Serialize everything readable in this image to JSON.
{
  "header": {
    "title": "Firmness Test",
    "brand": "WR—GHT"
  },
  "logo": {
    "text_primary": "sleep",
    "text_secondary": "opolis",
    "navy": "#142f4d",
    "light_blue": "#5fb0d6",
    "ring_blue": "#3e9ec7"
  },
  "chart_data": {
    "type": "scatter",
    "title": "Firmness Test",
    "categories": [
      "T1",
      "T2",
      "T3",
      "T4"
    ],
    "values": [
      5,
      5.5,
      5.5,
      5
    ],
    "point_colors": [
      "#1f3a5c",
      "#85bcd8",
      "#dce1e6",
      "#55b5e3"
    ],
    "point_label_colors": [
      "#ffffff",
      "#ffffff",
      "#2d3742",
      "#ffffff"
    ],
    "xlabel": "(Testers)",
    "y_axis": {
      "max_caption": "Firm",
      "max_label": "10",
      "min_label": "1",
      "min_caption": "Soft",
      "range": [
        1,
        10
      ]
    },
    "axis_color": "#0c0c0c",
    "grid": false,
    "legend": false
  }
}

──────────

*Task directions*. All of the material above needs to be copied exactly.

*Task response*.
Serialize everything readable in this image to JSON.
{
  "header": {
    "title": "Firmness Test",
    "brand": "WR—GHT"
  },
  "logo": {
    "text_primary": "sleep",
    "text_secondary": "opolis",
    "navy": "#142f4d",
    "light_blue": "#5fb0d6",
    "ring_blue": "#3e9ec7"
  },
  "chart_data": {
    "type": "scatter",
    "title": "Firmness Test",
    "categories": [
      "T1",
      "T2",
      "T3",
      "T4"
    ],
    "values": [
      5,
      5.5,
      5.5,
      5
    ],
    "point_colors": [
      "#1f3a5c",
      "#85bcd8",
      "#dce1e6",
      "#55b5e3"
    ],
    "point_label_colors": [
      "#ffffff",
      "#ffffff",
      "#2d3742",
      "#ffffff"
    ],
    "xlabel": "(Testers)",
    "y_axis": {
      "max_caption": "Firm",
      "max_label": "10",
      "min_label": "1",
      "min_caption": "Soft",
      "range": [
        1,
        10
      ]
    },
    "axis_color": "#0c0c0c",
    "grid": false,
    "legend": false
  }
}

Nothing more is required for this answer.